• **Collection entries**:
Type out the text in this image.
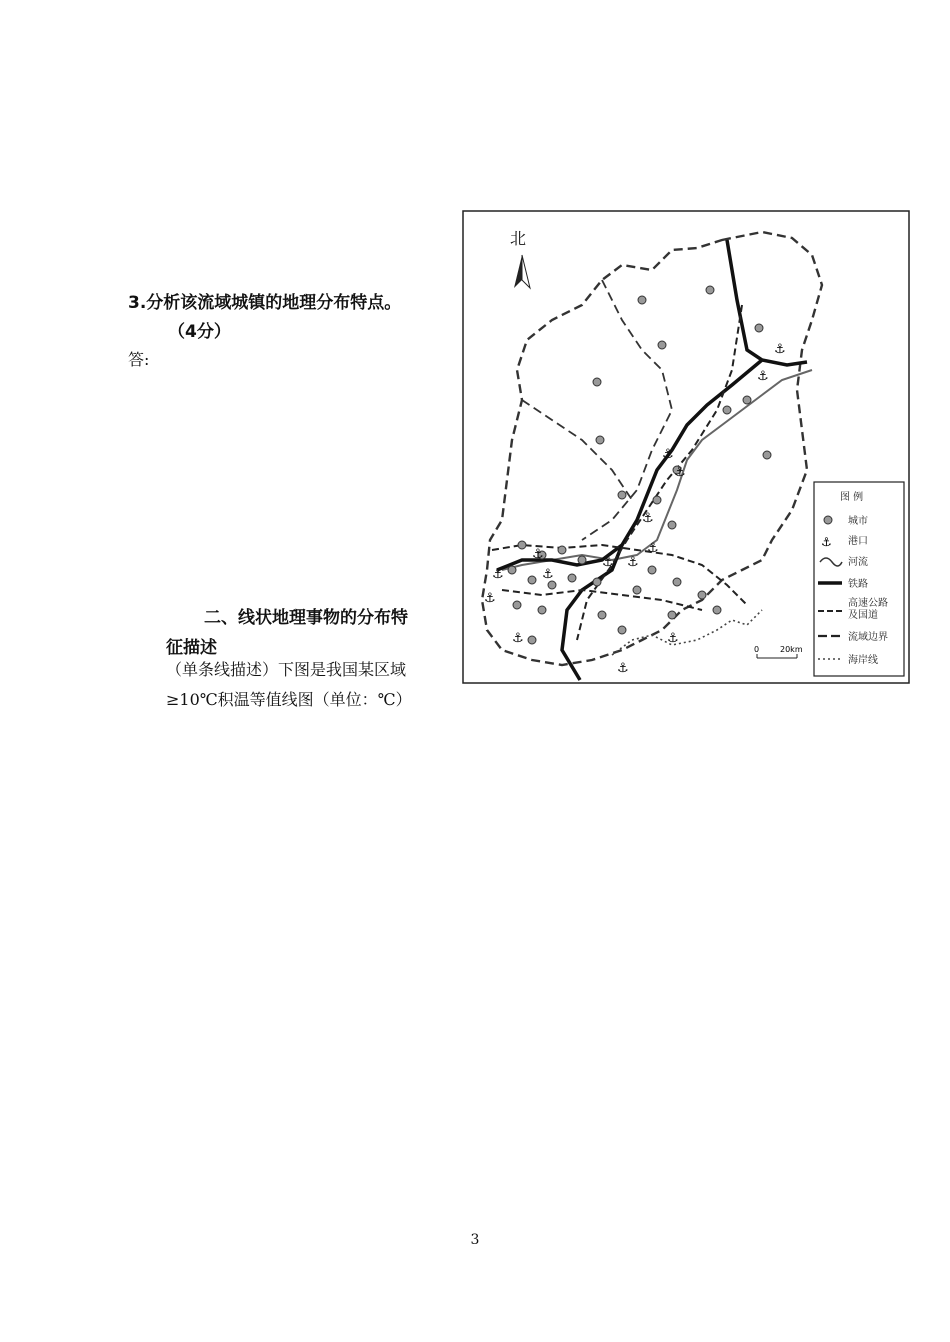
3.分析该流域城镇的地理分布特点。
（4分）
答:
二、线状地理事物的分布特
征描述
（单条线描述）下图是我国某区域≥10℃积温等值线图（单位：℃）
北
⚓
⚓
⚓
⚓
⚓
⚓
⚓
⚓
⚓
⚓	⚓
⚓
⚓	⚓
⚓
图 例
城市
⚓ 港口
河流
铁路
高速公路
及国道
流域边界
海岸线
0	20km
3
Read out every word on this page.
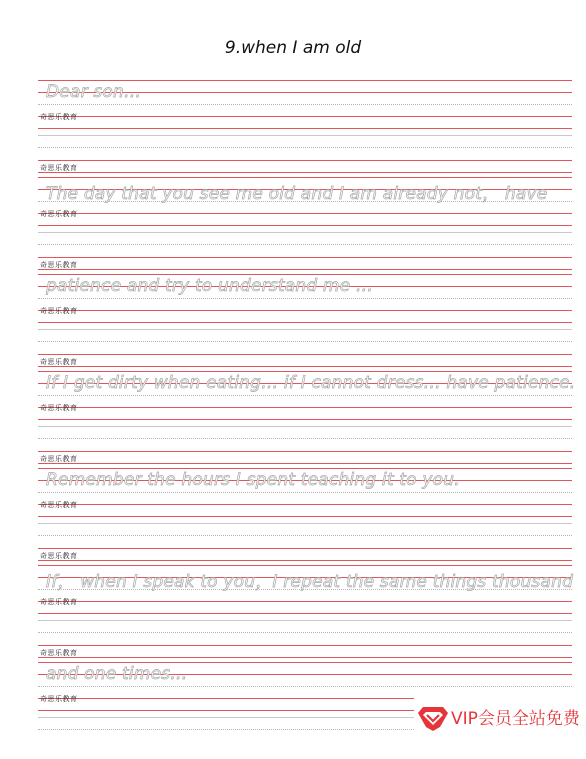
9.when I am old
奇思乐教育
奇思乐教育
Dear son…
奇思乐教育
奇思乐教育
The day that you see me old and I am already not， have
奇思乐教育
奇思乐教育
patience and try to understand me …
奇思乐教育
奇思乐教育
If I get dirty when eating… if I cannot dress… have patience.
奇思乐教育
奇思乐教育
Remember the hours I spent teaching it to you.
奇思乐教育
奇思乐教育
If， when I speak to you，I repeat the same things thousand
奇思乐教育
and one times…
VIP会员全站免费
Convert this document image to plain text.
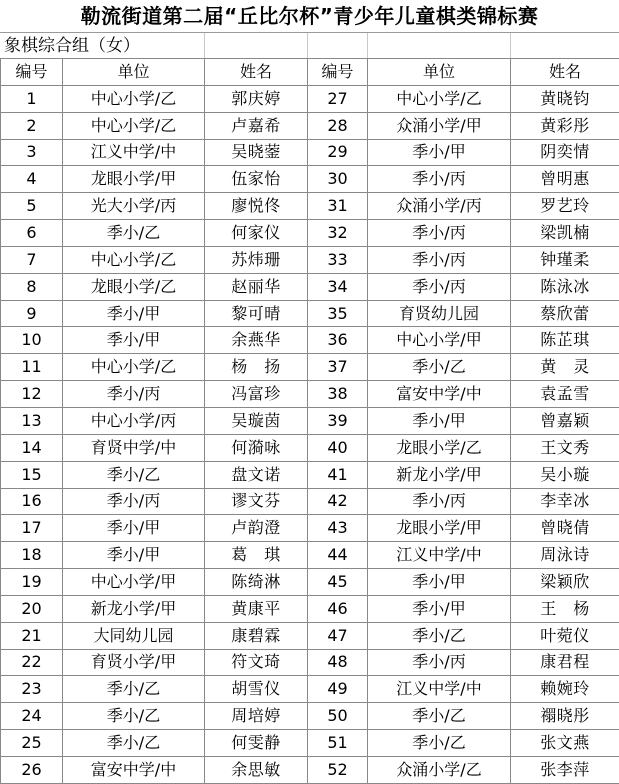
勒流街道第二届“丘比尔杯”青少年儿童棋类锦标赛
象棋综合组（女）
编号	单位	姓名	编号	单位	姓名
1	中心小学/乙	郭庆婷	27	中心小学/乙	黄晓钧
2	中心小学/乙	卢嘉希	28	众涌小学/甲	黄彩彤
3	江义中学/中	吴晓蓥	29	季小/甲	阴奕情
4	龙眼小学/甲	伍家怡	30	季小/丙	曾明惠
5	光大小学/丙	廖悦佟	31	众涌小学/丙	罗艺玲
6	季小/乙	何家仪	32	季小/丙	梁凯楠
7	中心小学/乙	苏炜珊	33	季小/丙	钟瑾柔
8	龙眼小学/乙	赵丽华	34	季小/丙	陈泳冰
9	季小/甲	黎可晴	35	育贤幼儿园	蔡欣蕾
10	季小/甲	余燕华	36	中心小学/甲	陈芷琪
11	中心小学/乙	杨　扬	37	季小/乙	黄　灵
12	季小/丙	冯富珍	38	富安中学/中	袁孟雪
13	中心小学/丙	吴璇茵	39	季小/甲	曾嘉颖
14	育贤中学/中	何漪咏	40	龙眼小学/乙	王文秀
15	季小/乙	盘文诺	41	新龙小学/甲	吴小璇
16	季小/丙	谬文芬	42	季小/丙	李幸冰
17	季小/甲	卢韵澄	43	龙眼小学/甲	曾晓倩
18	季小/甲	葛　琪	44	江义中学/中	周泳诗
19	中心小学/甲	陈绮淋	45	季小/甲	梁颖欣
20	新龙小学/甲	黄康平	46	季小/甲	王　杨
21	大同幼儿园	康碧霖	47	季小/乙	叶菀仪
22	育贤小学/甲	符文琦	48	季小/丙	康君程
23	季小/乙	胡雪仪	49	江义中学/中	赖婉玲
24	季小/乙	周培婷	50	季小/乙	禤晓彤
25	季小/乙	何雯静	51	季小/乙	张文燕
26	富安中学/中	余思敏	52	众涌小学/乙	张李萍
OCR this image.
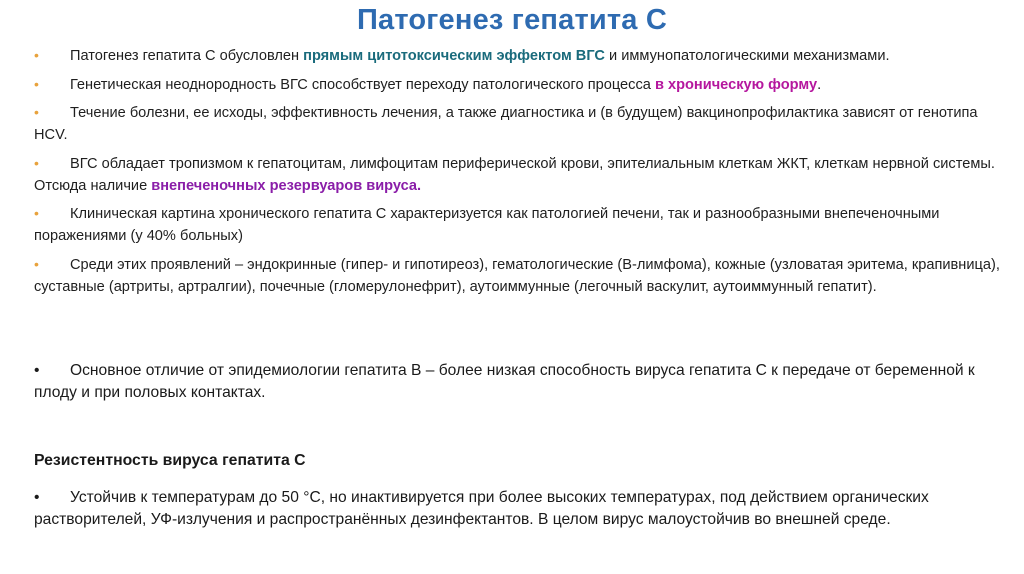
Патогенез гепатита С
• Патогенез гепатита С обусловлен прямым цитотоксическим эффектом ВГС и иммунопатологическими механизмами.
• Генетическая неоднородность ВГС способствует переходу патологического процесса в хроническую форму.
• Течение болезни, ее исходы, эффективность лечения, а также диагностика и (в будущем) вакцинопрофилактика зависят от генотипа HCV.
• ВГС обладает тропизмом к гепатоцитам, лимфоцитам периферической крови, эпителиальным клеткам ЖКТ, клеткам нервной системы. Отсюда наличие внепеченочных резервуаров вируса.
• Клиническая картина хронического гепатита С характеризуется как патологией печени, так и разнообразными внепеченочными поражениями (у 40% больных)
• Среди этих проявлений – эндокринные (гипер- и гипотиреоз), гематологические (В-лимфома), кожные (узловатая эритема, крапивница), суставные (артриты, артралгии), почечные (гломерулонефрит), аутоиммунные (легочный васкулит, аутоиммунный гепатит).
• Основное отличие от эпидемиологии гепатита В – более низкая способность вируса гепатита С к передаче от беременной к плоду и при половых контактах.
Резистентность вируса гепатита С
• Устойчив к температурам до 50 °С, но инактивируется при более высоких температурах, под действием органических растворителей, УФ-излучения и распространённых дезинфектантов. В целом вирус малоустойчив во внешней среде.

• **Aim**:
Repeat the material verbatim. Do not carry over any picture.

• **Full output**:
Type out the text in this image.
3.分析该流域城镇的地理分布特点。
（4分）
答:
二、线状地理事物的分布特
征描述
（单条线描述）下图是我国某区域≥10℃积温等值线图（单位：℃）
北
⚓
⚓
⚓
⚓
⚓
⚓
⚓
⚓
⚓
⚓	⚓
⚓
⚓	⚓
⚓
图 例
城市
⚓ 港口
河流
铁路
高速公路
及国道
流域边界
海岸线
0	20km
3
Read out every word on this page.
9.when I am old
奇思乐教育
奇思乐教育
Dear son…
奇思乐教育
奇思乐教育
The day that you see me old and I am already not， have
奇思乐教育
奇思乐教育
patience and try to understand me …
奇思乐教育
奇思乐教育
If I get dirty when eating… if I cannot dress… have patience.
奇思乐教育
奇思乐教育
Remember the hours I spent teaching it to you.
奇思乐教育
奇思乐教育
If， when I speak to you，I repeat the same things thousand
奇思乐教育
and one times…
VIP会员全站免费
Convert this document image to plain text.
勒流街道第二届“丘比尔杯”青少年儿童棋类锦标赛
象棋综合组（女）
编号	单位	姓名	编号	单位	姓名
1	中心小学/乙	郭庆婷	27	中心小学/乙	黄晓钧
2	中心小学/乙	卢嘉希	28	众涌小学/甲	黄彩彤
3	江义中学/中	吴晓蓥	29	季小/甲	阴奕情
4	龙眼小学/甲	伍家怡	30	季小/丙	曾明惠
5	光大小学/丙	廖悦佟	31	众涌小学/丙	罗艺玲
6	季小/乙	何家仪	32	季小/丙	梁凯楠
7	中心小学/乙	苏炜珊	33	季小/丙	钟瑾柔
8	龙眼小学/乙	赵丽华	34	季小/丙	陈泳冰
9	季小/甲	黎可晴	35	育贤幼儿园	蔡欣蕾
10	季小/甲	余燕华	36	中心小学/甲	陈芷琪
11	中心小学/乙	杨　扬	37	季小/乙	黄　灵
12	季小/丙	冯富珍	38	富安中学/中	袁孟雪
13	中心小学/丙	吴璇茵	39	季小/甲	曾嘉颖
14	育贤中学/中	何漪咏	40	龙眼小学/乙	王文秀
15	季小/乙	盘文诺	41	新龙小学/甲	吴小璇
16	季小/丙	谬文芬	42	季小/丙	李幸冰
17	季小/甲	卢韵澄	43	龙眼小学/甲	曾晓倩
18	季小/甲	葛　琪	44	江义中学/中	周泳诗
19	中心小学/甲	陈绮淋	45	季小/甲	梁颖欣
20	新龙小学/甲	黄康平	46	季小/甲	王　杨
21	大同幼儿园	康碧霖	47	季小/乙	叶菀仪
22	育贤小学/甲	符文琦	48	季小/丙	康君程
23	季小/乙	胡雪仪	49	江义中学/中	赖婉玲
24	季小/乙	周培婷	50	季小/乙	禤晓彤
25	季小/乙	何雯静	51	季小/乙	张文燕
26	富安中学/中	余思敏	52	众涌小学/乙	张李萍
OCR this image.
Патогенез гепатита С
• Патогенез гепатита С обусловлен прямым цитотоксическим эффектом ВГС и иммунопатологическими механизмами.
• Генетическая неоднородность ВГС способствует переходу патологического процесса в хроническую форму.
• Течение болезни, ее исходы, эффективность лечения, а также диагностика и (в будущем) вакцинопрофилактика зависят от генотипа HCV.
• ВГС обладает тропизмом к гепатоцитам, лимфоцитам периферической крови, эпителиальным клеткам ЖКТ, клеткам нервной системы. Отсюда наличие внепеченочных резервуаров вируса.
• Клиническая картина хронического гепатита С характеризуется как патологией печени, так и разнообразными внепеченочными поражениями (у 40% больных)
• Среди этих проявлений – эндокринные (гипер- и гипотиреоз), гематологические (В-лимфома), кожные (узловатая эритема, крапивница), суставные (артриты, артралгии), почечные (гломерулонефрит), аутоиммунные (легочный васкулит, аутоиммунный гепатит).
• Основное отличие от эпидемиологии гепатита В – более низкая способность вируса гепатита С к передаче от беременной к плоду и при половых контактах.
Резистентность вируса гепатита С
• Устойчив к температурам до 50 °С, но инактивируется при более высоких температурах, под действием органических растворителей, УФ-излучения и распространённых дезинфектантов. В целом вирус малоустойчив во внешней среде.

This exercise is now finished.